Look through the material and copy each line holding "value".

Listing
»»
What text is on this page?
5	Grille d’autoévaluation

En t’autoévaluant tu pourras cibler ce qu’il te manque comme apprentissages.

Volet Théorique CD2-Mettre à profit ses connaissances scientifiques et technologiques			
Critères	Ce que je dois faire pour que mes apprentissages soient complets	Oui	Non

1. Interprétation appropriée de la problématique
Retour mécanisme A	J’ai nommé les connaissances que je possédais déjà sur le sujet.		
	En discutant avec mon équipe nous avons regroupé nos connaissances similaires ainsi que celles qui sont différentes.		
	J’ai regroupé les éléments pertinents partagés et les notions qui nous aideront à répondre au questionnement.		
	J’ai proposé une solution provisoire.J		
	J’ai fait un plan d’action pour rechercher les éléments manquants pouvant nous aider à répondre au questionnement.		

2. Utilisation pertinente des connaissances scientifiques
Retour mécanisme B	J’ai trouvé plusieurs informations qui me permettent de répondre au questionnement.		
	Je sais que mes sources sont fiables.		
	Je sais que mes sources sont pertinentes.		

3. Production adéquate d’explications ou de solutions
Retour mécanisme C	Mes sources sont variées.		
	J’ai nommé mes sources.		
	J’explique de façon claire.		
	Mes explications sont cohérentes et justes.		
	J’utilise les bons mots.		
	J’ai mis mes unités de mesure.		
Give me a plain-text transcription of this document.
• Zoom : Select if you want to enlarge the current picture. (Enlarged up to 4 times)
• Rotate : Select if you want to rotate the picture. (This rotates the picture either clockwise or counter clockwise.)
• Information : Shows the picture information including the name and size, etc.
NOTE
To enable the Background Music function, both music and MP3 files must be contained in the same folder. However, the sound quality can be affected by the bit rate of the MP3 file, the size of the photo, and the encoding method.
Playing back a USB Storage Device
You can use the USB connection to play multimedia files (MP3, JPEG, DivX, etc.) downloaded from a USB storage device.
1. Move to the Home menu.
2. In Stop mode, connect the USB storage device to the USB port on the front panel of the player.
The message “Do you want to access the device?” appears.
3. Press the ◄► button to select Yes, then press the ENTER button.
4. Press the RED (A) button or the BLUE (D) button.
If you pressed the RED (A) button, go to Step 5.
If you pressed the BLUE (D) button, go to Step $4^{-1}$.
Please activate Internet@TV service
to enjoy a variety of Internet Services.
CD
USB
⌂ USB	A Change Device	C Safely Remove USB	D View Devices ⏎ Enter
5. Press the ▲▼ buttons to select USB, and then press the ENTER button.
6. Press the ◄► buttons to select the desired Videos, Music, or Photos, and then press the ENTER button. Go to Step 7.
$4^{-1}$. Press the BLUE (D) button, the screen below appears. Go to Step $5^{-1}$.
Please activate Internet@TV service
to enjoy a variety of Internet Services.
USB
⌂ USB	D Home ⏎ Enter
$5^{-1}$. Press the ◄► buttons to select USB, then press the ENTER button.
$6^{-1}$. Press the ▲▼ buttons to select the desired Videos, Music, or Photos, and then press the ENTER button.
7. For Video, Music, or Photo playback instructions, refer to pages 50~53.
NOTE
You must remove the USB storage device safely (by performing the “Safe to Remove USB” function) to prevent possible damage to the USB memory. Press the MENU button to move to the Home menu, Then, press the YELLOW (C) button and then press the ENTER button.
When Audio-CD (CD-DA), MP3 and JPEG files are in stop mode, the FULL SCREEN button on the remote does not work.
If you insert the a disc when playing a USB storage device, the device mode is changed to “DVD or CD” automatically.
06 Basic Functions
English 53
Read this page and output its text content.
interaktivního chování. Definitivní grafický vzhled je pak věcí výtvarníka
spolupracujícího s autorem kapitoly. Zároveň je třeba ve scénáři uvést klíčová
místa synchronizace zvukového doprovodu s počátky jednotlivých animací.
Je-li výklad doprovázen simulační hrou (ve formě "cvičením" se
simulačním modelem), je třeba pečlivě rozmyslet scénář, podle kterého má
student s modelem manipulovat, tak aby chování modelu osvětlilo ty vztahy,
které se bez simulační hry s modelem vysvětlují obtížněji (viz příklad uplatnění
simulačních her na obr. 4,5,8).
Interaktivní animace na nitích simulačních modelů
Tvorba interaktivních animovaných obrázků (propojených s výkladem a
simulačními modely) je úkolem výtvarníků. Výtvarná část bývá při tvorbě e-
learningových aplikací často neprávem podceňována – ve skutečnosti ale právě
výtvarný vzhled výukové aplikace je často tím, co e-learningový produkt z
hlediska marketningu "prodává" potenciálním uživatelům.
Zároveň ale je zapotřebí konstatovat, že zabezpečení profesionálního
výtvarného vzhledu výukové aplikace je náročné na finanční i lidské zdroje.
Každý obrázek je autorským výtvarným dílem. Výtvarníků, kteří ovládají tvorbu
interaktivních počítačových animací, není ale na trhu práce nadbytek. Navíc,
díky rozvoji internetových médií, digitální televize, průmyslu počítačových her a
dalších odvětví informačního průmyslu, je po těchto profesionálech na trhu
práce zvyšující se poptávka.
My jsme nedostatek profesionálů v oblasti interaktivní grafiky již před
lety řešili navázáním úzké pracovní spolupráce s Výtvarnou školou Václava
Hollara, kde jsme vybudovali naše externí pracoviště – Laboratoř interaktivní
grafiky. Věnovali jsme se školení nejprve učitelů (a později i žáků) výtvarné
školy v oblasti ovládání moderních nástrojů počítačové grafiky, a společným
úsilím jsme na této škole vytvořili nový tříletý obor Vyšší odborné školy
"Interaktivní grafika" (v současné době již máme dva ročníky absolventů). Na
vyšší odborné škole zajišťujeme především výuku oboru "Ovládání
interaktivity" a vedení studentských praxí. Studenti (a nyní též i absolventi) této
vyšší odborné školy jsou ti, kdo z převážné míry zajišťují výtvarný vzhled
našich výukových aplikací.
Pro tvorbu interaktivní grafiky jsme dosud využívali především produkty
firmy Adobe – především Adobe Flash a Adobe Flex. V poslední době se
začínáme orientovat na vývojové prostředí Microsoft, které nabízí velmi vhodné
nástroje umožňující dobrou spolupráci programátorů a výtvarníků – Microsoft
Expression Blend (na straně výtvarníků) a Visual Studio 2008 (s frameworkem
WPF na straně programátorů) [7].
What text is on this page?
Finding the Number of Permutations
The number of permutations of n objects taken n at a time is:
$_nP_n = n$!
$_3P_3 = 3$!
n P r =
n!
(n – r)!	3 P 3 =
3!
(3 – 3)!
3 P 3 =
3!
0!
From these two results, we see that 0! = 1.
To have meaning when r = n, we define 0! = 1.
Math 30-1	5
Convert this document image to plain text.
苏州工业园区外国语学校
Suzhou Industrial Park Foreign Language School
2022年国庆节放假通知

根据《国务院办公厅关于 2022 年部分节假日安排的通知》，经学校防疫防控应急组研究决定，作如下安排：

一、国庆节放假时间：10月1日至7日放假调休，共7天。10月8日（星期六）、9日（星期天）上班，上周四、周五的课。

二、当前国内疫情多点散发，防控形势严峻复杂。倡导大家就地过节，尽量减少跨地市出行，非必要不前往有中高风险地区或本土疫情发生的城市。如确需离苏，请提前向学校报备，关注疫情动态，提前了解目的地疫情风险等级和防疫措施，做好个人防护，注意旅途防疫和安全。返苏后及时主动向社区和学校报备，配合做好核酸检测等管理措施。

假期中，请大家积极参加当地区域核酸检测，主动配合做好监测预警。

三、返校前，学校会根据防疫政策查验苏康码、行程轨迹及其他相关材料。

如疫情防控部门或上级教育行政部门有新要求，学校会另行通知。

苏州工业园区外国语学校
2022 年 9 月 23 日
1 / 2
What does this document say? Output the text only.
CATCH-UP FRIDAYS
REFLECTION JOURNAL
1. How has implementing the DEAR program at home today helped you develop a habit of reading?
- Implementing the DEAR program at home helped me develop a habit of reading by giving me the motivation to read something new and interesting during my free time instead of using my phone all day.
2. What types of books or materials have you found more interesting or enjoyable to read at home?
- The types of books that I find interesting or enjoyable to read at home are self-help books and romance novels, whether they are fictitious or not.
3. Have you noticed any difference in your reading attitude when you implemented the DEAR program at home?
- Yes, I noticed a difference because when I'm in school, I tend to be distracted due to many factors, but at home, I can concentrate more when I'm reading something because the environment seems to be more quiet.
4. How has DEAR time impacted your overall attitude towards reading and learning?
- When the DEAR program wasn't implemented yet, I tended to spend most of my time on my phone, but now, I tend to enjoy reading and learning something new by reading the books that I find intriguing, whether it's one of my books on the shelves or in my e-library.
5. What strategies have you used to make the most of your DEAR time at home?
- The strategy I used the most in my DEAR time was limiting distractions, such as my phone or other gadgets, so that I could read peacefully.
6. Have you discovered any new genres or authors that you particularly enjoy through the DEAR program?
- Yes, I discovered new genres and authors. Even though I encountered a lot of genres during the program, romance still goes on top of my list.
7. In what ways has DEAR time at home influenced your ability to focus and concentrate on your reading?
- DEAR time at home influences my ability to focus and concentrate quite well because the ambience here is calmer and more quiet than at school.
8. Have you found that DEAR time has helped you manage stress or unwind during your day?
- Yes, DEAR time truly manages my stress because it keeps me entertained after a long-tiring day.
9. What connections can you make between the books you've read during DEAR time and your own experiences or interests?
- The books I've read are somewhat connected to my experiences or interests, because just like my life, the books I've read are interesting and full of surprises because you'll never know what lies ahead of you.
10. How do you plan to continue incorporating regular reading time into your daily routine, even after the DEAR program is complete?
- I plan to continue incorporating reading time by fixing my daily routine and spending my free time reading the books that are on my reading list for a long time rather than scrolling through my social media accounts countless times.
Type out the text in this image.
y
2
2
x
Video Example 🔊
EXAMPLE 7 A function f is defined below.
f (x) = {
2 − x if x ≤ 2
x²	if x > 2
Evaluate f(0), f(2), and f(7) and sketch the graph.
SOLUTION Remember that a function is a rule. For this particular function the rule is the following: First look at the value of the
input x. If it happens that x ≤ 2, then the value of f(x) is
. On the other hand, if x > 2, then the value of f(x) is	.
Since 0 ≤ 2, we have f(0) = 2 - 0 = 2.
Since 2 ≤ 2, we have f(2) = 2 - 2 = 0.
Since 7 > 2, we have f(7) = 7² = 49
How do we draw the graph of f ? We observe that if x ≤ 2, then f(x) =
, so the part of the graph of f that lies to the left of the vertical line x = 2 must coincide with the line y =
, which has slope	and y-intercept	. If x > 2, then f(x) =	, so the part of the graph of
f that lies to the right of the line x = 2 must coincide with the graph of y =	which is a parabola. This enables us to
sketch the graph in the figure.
««
Task output
SOLUTION Remember that a function is a rule. For this particular function the rule is the following: First look at the value of the
input x. If it happens that x ≤ 2, then the value of f(x) is
. On the other hand, if x > 2, then the value of f(x) is	.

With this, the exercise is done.